Aim ▸ Pull out all lines from the listing below in which the word "this" appears.
:: Records
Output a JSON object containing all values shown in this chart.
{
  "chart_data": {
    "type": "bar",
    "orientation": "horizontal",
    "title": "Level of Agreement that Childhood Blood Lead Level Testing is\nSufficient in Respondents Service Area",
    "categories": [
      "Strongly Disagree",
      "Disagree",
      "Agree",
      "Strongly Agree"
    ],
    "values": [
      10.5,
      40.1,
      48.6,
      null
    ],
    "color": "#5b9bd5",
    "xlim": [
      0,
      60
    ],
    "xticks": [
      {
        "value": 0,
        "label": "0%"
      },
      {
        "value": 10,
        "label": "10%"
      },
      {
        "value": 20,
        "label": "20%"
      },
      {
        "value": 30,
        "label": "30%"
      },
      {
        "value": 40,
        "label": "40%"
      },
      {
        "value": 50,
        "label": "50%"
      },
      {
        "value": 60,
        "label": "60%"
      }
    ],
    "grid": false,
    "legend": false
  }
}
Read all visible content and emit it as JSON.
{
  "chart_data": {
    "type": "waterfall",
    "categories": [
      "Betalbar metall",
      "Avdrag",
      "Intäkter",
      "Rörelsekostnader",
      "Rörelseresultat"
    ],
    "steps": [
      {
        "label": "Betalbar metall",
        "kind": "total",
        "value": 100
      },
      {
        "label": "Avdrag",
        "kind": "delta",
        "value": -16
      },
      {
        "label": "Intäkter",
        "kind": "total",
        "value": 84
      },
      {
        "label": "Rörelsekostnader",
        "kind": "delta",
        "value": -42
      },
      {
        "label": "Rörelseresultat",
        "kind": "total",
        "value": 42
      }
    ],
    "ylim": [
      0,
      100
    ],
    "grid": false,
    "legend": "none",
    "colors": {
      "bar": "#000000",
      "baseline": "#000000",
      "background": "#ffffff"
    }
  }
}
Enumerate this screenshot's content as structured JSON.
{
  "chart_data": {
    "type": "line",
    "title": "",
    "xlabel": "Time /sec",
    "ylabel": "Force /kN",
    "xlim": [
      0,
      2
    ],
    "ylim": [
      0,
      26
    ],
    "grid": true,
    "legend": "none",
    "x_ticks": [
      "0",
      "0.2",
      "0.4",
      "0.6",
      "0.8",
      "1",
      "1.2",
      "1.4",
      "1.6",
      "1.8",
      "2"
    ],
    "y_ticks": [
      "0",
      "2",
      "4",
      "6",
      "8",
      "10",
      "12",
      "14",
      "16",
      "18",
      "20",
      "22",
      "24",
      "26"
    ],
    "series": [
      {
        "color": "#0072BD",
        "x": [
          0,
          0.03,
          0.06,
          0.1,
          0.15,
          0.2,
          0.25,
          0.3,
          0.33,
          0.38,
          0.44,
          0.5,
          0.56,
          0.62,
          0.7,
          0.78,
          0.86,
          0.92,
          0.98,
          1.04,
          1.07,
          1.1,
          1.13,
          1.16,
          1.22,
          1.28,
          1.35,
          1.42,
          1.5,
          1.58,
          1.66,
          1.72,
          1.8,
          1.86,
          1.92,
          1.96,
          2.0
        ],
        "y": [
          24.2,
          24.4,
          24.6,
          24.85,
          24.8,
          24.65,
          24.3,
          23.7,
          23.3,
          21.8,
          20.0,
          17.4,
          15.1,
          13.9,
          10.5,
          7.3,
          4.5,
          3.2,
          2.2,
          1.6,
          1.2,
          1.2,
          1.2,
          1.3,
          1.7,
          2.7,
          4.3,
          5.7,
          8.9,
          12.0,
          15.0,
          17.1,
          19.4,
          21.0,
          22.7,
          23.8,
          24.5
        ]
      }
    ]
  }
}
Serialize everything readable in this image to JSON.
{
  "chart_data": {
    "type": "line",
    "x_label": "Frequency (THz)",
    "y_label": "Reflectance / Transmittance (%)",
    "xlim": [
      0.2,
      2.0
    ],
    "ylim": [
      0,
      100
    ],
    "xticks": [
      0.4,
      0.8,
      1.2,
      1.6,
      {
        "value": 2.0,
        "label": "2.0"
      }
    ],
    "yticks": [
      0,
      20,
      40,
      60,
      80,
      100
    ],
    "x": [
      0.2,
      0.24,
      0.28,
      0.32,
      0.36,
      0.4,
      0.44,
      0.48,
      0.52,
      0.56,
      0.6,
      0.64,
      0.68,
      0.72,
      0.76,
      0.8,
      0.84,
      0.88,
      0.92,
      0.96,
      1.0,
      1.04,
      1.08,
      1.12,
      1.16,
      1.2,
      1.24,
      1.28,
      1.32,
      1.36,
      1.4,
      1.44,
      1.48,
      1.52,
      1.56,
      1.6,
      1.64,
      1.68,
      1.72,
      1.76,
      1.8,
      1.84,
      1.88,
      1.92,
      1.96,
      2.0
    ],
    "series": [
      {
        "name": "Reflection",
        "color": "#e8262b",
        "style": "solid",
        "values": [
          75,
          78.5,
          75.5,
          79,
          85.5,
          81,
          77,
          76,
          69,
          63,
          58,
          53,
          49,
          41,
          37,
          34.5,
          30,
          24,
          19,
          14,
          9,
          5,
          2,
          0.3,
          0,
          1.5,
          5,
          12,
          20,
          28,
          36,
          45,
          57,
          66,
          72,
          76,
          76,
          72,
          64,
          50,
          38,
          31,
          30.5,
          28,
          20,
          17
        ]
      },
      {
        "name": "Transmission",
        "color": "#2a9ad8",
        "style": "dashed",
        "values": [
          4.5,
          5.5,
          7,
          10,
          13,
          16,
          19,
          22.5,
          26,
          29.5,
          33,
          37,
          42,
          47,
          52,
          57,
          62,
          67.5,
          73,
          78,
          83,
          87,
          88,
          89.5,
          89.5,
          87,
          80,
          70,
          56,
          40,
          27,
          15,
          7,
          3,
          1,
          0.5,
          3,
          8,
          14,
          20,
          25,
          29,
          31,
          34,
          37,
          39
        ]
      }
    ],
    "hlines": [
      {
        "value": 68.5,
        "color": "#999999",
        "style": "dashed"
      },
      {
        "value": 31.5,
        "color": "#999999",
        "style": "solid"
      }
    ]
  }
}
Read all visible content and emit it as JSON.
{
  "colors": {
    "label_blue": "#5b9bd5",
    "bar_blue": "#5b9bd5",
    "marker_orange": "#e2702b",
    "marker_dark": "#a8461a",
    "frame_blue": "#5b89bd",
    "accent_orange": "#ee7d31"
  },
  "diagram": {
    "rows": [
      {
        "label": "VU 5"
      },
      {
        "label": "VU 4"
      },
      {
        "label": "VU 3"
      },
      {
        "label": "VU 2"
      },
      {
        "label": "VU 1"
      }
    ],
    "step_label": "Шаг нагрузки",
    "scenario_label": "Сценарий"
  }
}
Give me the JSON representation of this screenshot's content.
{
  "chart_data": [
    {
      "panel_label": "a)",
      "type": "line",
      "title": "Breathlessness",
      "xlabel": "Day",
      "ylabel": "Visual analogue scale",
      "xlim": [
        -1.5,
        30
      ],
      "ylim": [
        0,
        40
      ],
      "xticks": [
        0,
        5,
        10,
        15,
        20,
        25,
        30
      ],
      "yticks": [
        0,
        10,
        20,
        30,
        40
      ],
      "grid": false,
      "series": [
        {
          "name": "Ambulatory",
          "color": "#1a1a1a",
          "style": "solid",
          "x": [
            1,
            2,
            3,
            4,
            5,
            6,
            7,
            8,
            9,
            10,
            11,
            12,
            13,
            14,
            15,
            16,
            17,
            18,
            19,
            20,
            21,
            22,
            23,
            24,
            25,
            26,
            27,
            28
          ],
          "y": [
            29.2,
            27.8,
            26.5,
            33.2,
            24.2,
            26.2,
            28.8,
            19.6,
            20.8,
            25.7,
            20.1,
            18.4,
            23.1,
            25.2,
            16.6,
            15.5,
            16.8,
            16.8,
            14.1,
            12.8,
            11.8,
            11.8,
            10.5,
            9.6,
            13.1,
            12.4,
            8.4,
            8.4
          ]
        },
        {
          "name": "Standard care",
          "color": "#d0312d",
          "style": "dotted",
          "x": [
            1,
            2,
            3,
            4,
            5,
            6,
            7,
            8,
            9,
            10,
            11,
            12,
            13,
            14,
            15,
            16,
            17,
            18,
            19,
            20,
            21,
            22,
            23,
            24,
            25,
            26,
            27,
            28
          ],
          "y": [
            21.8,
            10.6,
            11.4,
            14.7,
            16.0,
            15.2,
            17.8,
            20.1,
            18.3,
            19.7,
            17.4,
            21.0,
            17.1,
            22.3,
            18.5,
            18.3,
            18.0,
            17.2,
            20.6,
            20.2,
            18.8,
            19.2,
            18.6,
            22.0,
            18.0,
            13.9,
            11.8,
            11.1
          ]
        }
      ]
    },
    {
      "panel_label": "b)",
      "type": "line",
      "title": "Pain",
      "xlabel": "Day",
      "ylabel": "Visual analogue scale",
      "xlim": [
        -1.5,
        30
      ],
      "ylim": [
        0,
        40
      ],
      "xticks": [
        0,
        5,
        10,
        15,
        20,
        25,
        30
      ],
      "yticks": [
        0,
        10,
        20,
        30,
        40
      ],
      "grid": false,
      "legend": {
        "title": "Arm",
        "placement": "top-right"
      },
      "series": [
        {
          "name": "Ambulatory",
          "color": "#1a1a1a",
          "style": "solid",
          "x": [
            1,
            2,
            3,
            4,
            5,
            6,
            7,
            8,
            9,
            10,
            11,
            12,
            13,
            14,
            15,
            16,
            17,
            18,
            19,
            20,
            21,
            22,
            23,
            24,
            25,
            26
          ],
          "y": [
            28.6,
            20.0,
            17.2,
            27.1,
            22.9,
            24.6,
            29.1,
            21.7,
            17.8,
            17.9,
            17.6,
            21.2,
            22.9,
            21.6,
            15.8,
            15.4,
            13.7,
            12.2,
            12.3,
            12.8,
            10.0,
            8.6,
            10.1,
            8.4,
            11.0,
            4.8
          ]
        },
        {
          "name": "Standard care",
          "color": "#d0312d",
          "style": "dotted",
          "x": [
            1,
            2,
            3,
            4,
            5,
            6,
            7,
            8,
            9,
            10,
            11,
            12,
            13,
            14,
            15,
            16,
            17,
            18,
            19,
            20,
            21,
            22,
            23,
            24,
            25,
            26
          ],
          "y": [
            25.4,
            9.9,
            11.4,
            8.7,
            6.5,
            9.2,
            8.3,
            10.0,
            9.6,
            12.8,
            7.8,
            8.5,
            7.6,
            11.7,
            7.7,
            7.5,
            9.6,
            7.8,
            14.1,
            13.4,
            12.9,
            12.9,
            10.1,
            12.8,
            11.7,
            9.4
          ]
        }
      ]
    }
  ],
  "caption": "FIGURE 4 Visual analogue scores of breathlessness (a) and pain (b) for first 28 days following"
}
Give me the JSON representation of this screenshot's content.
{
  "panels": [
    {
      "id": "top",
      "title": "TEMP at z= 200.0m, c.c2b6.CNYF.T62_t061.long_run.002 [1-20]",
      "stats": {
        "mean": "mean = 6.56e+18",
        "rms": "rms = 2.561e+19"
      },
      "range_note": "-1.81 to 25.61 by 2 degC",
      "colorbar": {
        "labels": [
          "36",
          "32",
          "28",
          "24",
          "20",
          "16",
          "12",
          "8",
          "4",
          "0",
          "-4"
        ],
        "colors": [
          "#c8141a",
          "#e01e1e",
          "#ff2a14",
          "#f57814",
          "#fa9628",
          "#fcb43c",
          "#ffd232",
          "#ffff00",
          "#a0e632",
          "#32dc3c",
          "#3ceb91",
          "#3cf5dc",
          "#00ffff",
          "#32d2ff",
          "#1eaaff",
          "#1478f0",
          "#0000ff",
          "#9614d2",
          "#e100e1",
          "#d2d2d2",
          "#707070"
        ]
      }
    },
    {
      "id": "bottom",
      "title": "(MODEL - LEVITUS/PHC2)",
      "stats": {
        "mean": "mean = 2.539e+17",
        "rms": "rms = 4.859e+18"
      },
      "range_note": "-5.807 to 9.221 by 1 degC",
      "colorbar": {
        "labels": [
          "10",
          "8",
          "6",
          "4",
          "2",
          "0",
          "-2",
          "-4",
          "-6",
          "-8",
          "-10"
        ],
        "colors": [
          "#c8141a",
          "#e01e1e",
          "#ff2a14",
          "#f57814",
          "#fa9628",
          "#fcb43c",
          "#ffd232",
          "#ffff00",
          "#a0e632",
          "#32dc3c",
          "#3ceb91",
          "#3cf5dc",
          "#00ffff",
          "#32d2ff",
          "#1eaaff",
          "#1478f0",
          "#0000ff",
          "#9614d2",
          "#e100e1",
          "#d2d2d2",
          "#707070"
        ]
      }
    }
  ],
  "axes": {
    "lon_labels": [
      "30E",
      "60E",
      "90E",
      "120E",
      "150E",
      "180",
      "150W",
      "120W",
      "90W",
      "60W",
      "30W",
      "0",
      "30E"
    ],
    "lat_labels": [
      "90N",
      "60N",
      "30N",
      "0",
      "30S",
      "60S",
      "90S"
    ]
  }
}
::::
Written response ▸
Output a JSON object containing all values shown in this chart.
Enumerate this screenshot's content as structured JSON.
Serialize everything readable in this image to JSON.
Give me the JSON representation of this screenshot's content.
Give me the JSON representation of this screenshot's content.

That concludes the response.